[START OF Rows]

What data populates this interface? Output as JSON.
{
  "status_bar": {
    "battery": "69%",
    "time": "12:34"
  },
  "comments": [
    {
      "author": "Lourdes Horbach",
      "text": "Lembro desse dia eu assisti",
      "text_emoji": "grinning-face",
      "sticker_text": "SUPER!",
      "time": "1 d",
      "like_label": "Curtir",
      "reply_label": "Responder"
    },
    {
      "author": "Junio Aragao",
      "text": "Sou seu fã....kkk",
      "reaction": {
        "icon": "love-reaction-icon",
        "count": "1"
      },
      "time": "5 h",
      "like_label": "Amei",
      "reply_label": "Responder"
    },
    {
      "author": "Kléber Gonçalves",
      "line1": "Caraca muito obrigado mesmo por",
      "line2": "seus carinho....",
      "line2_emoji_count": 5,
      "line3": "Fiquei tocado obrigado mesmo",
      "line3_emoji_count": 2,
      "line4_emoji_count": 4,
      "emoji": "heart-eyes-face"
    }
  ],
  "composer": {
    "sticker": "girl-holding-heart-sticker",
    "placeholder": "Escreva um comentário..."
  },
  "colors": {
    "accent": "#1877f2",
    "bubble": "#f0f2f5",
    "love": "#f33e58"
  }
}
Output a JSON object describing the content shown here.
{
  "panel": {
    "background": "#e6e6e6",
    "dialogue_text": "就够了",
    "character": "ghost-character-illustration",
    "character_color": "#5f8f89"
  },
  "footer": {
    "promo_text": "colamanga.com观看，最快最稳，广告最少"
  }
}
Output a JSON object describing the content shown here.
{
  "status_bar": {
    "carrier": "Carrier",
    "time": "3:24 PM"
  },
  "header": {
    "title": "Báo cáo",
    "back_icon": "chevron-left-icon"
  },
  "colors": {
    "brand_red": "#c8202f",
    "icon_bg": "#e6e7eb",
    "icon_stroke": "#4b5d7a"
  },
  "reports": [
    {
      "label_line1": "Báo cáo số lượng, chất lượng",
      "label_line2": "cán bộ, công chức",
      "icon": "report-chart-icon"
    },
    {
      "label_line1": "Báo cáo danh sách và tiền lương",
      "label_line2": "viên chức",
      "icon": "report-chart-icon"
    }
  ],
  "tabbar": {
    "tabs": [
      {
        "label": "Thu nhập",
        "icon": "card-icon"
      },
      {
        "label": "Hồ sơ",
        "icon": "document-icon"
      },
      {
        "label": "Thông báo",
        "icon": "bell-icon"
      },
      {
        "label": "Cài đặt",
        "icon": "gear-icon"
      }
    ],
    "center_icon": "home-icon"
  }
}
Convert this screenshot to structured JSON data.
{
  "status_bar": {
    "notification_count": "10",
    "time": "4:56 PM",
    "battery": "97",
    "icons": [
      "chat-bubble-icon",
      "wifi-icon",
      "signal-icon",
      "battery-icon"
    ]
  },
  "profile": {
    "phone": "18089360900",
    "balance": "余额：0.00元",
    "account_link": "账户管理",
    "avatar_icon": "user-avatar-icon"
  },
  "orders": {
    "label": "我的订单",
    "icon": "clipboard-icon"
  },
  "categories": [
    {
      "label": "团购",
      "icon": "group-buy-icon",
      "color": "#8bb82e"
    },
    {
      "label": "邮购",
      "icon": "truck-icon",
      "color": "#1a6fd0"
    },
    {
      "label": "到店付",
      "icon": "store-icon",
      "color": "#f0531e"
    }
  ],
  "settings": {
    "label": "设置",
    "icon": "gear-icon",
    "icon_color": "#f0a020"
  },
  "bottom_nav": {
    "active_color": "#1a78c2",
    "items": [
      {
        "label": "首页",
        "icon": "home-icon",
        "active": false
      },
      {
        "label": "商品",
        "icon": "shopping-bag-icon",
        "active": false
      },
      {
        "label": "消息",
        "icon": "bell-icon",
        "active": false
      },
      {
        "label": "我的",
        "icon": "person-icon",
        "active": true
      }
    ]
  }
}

[END OF Rows]

Using the records above, copy each line that contains "data".

● Solution below
What data populates this interface? Output as JSON.
Convert this screenshot to structured JSON data.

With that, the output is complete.